**Task to carry out**
Determine how many lines hold "center" and give only that number.

# Start of Information provided

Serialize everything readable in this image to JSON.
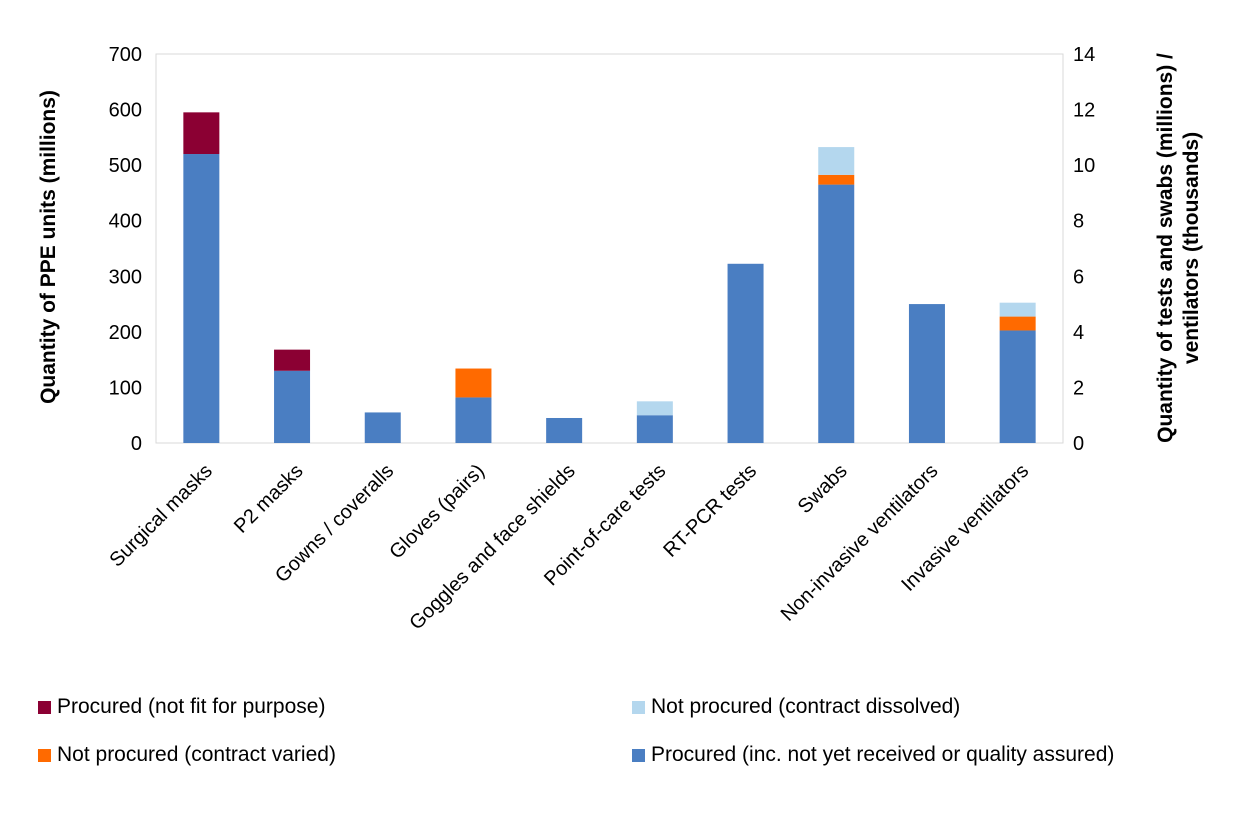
{
  "chart_data": {
    "type": "bar",
    "stacked": true,
    "categories": [
      "Surgical masks",
      "P2 masks",
      "Gowns / coveralls",
      "Gloves (pairs)",
      "Goggles and face shields",
      "Point-of-care tests",
      "RT-PCR tests",
      "Swabs",
      "Non-invasive ventilators",
      "Invasive ventilators"
    ],
    "axis": [
      "left",
      "left",
      "left",
      "left",
      "left",
      "right",
      "right",
      "right",
      "right",
      "right"
    ],
    "series": [
      {
        "name": "Procured (inc. not yet received or quality assured)",
        "color": "#4A7EC2",
        "values": [
          520,
          130,
          55,
          82,
          45,
          1.0,
          6.45,
          9.3,
          5.0,
          4.05
        ]
      },
      {
        "name": "Not procured (contract varied)",
        "color": "#FF6A00",
        "values": [
          0,
          0,
          0,
          52,
          0,
          0,
          0,
          0.35,
          0,
          0.5
        ]
      },
      {
        "name": "Procured (not fit for purpose)",
        "color": "#8B0033",
        "values": [
          75,
          38,
          0,
          0,
          0,
          0,
          0,
          0,
          0,
          0
        ]
      },
      {
        "name": "Not procured (contract dissolved)",
        "color": "#B4D7EE",
        "values": [
          0,
          0,
          0,
          0,
          0,
          0.5,
          0,
          1.0,
          0,
          0.5
        ]
      }
    ],
    "ylabel": "Quantity of PPE units (millions)",
    "ylim": [
      0,
      700
    ],
    "yticks": [
      "0",
      "100",
      "200",
      "300",
      "400",
      "500",
      "600",
      "700"
    ],
    "y2label_line1": "Quantity of tests and swabs (millions) /",
    "y2label_line2": "ventilators (thousands)",
    "y2lim": [
      0,
      14
    ],
    "y2ticks": [
      "0",
      "2",
      "4",
      "6",
      "8",
      "10",
      "12",
      "14"
    ],
    "legend_order": [
      2,
      3,
      1,
      0
    ],
    "legend_position": "bottom",
    "grid": false
  }
}
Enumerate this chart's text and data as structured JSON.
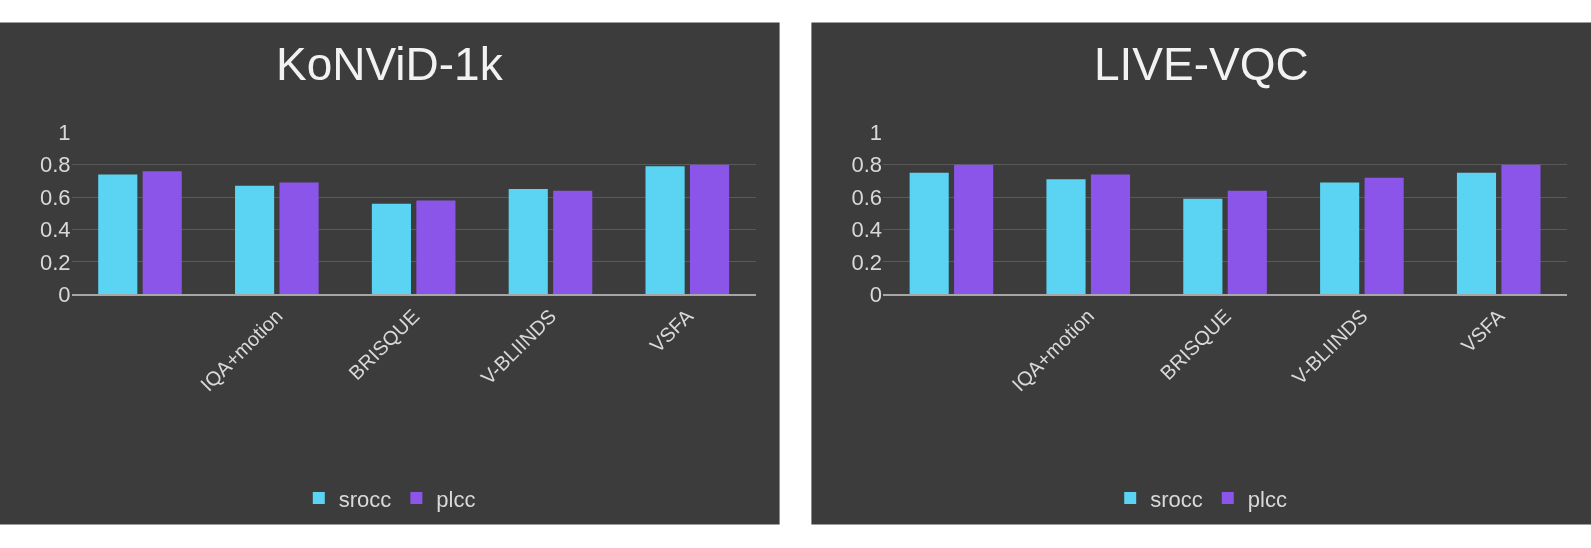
{
  "chart_data": [
    {
      "type": "bar",
      "title": "KoNViD-1k",
      "categories": [
        null,
        "IQA+motion",
        "BRISQUE",
        "V-BLIINDS",
        "VSFA"
      ],
      "series": [
        {
          "name": "srocc",
          "color": "#5ad4f2",
          "values": [
            0.74,
            0.67,
            0.56,
            0.65,
            0.79
          ]
        },
        {
          "name": "plcc",
          "color": "#8a55e8",
          "values": [
            0.76,
            0.69,
            0.58,
            0.64,
            0.8
          ]
        }
      ],
      "ylim": [
        0,
        1
      ],
      "yticks": [
        0,
        0.2,
        0.4,
        0.6,
        0.8,
        1
      ],
      "grid": "y",
      "legend": "bottom"
    },
    {
      "type": "bar",
      "title": "LIVE-VQC",
      "categories": [
        null,
        "IQA+motion",
        "BRISQUE",
        "V-BLIINDS",
        "VSFA"
      ],
      "series": [
        {
          "name": "srocc",
          "color": "#5ad4f2",
          "values": [
            0.75,
            0.71,
            0.59,
            0.69,
            0.75
          ]
        },
        {
          "name": "plcc",
          "color": "#8a55e8",
          "values": [
            0.8,
            0.74,
            0.64,
            0.72,
            0.8
          ]
        }
      ],
      "ylim": [
        0,
        1
      ],
      "yticks": [
        0,
        0.2,
        0.4,
        0.6,
        0.8,
        1
      ],
      "grid": "y",
      "legend": "bottom"
    }
  ]
}
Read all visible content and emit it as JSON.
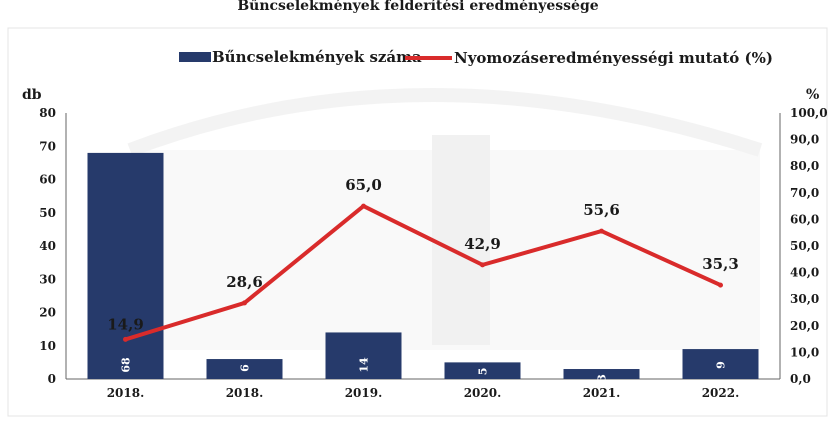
{
  "chart_data": {
    "type": "bar",
    "title": "Bűncselekmények felderítési eredményessége",
    "categories": [
      "2018.",
      "2018.",
      "2019.",
      "2020.",
      "2021.",
      "2022."
    ],
    "series": [
      {
        "name": "Bűncselekmények száma",
        "type": "bar",
        "axis": "left",
        "color": "#263a6b",
        "values": [
          68,
          6,
          14,
          5,
          3,
          9
        ],
        "labels": [
          "68",
          "6",
          "14",
          "5",
          "3",
          "9"
        ]
      },
      {
        "name": "Nyomozáseredményességi mutató (%)",
        "type": "line",
        "axis": "right",
        "color": "#d92b2b",
        "values": [
          14.9,
          28.6,
          65.0,
          42.9,
          55.6,
          35.3
        ],
        "labels": [
          "14,9",
          "28,6",
          "65,0",
          "42,9",
          "55,6",
          "35,3"
        ]
      }
    ],
    "y_left": {
      "label": "db",
      "ylim": [
        0,
        80
      ],
      "ticks": [
        "0",
        "10",
        "20",
        "30",
        "40",
        "50",
        "60",
        "70",
        "80"
      ]
    },
    "y_right": {
      "label": "%",
      "ylim": [
        0,
        100
      ],
      "ticks": [
        "0,0",
        "10,0",
        "20,0",
        "30,0",
        "40,0",
        "50,0",
        "60,0",
        "70,0",
        "80,0",
        "90,0",
        "100,0"
      ]
    },
    "grid": false,
    "legend_position": "top"
  }
}
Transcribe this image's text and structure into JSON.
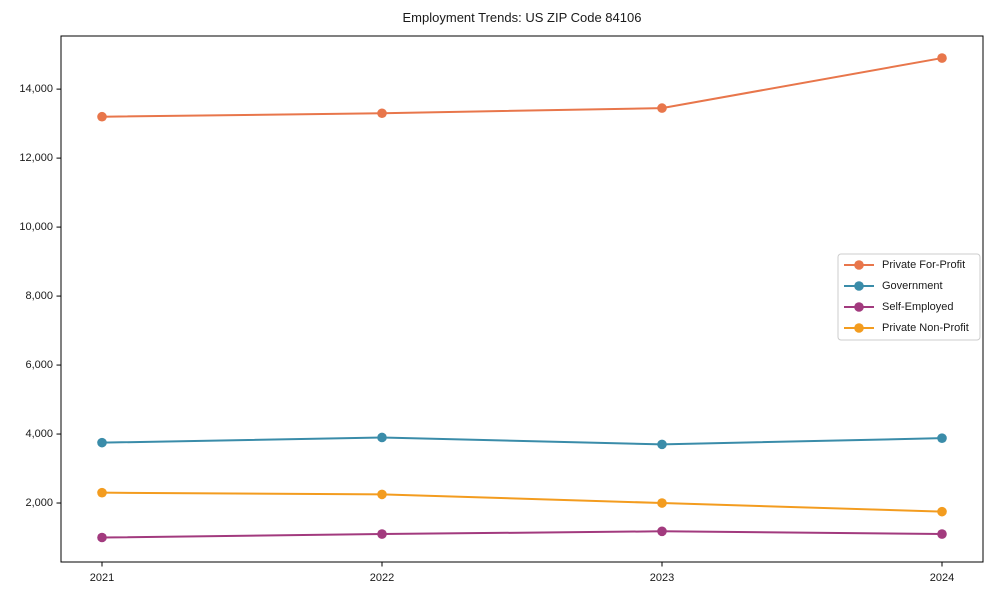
{
  "figure": {
    "title": "Employment Trends: US ZIP Code 84106"
  },
  "chart_data": {
    "type": "line",
    "title": "Employment Trends: US ZIP Code 84106",
    "categories": [
      "2021",
      "2022",
      "2023",
      "2024"
    ],
    "series": [
      {
        "name": "Private For-Profit",
        "color": "#E8764B",
        "values": [
          13200,
          13300,
          13450,
          14900
        ]
      },
      {
        "name": "Government",
        "color": "#3A8CA9",
        "values": [
          3750,
          3900,
          3700,
          3880
        ]
      },
      {
        "name": "Self-Employed",
        "color": "#A23A7E",
        "values": [
          1000,
          1100,
          1180,
          1100
        ]
      },
      {
        "name": "Private Non-Profit",
        "color": "#F39C1F",
        "values": [
          2300,
          2250,
          2000,
          1750
        ]
      }
    ],
    "xlabel": "",
    "ylabel": "",
    "ylim": [
      290,
      15540
    ],
    "yticks": {
      "values": [
        2000,
        4000,
        6000,
        8000,
        10000,
        12000,
        14000
      ],
      "labels": [
        "2,000",
        "4,000",
        "6,000",
        "8,000",
        "10,000",
        "12,000",
        "14,000"
      ]
    },
    "xticks": [
      "2021",
      "2022",
      "2023",
      "2024"
    ],
    "grid": false,
    "marker": "circle",
    "legend": {
      "position": "center right",
      "entries": [
        "Private For-Profit",
        "Government",
        "Self-Employed",
        "Private Non-Profit"
      ]
    },
    "axis_color": "#000000",
    "background_color": "#ffffff"
  }
}
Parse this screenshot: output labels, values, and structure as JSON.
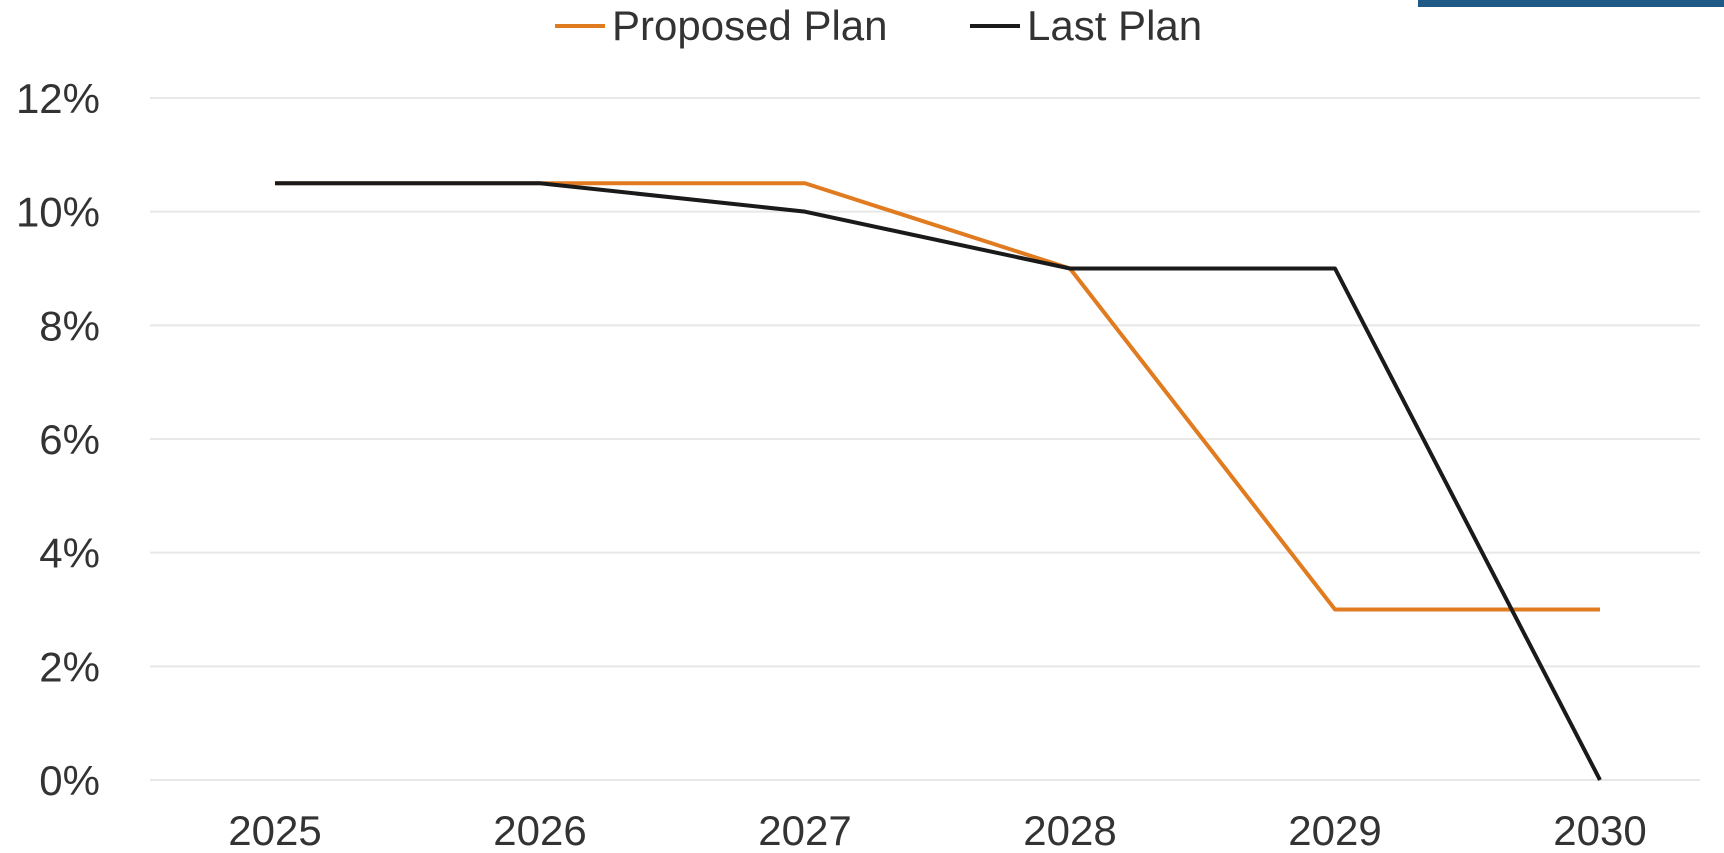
{
  "chart_data": {
    "type": "line",
    "title": "",
    "xlabel": "",
    "ylabel": "",
    "categories": [
      "2025",
      "2026",
      "2027",
      "2028",
      "2029",
      "2030"
    ],
    "series": [
      {
        "name": "Proposed Plan",
        "color": "#E07B20",
        "values": [
          10.5,
          10.5,
          10.5,
          9.0,
          3.0,
          3.0
        ]
      },
      {
        "name": "Last Plan",
        "color": "#1a1a1a",
        "values": [
          10.5,
          10.5,
          10.0,
          9.0,
          9.0,
          0.0
        ]
      }
    ],
    "ylim": [
      0,
      12
    ],
    "yticks": [
      0,
      2,
      4,
      6,
      8,
      10,
      12
    ],
    "ytick_labels": [
      "0%",
      "2%",
      "4%",
      "6%",
      "8%",
      "10%",
      "12%"
    ],
    "grid": true,
    "legend_position": "top-center"
  },
  "colors": {
    "gridline": "#e8e8e8",
    "text": "#333333",
    "corner_accent": "#1f5a86"
  }
}
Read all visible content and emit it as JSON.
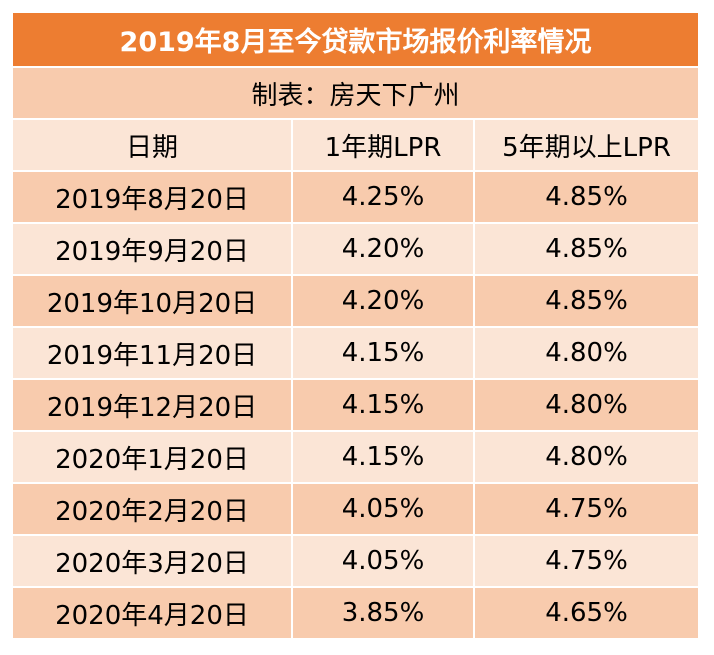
{
  "title": "2019年8月至今贷款市场报价利率情况",
  "source": "制表：房天下广州",
  "columns": [
    "日期",
    "1年期LPR",
    "5年期以上LPR"
  ],
  "rows": [
    [
      "2019年8月20日",
      "4.25%",
      "4.85%"
    ],
    [
      "2019年9月20日",
      "4.20%",
      "4.85%"
    ],
    [
      "2019年10月20日",
      "4.20%",
      "4.85%"
    ],
    [
      "2019年11月20日",
      "4.15%",
      "4.80%"
    ],
    [
      "2019年12月20日",
      "4.15%",
      "4.80%"
    ],
    [
      "2020年1月20日",
      "4.15%",
      "4.80%"
    ],
    [
      "2020年2月20日",
      "4.05%",
      "4.75%"
    ],
    [
      "2020年3月20日",
      "4.05%",
      "4.75%"
    ],
    [
      "2020年4月20日",
      "3.85%",
      "4.65%"
    ]
  ],
  "colors": {
    "title_bg": "#ed7d31",
    "dark_row": "#f8cbad",
    "light_row": "#fbe5d6"
  }
}
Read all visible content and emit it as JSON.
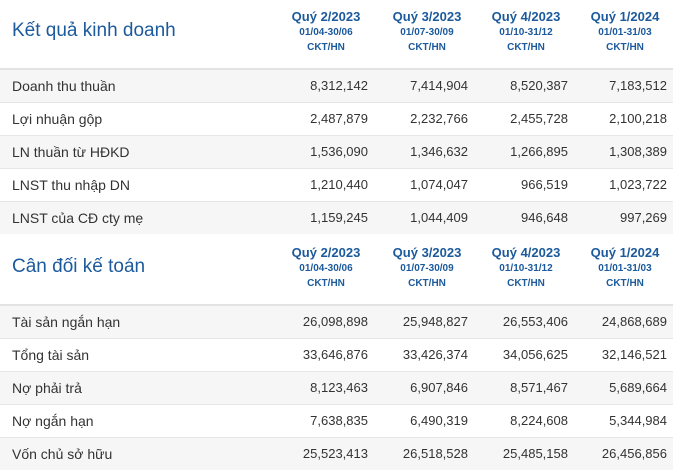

# End of Information provided

**Task answer**
2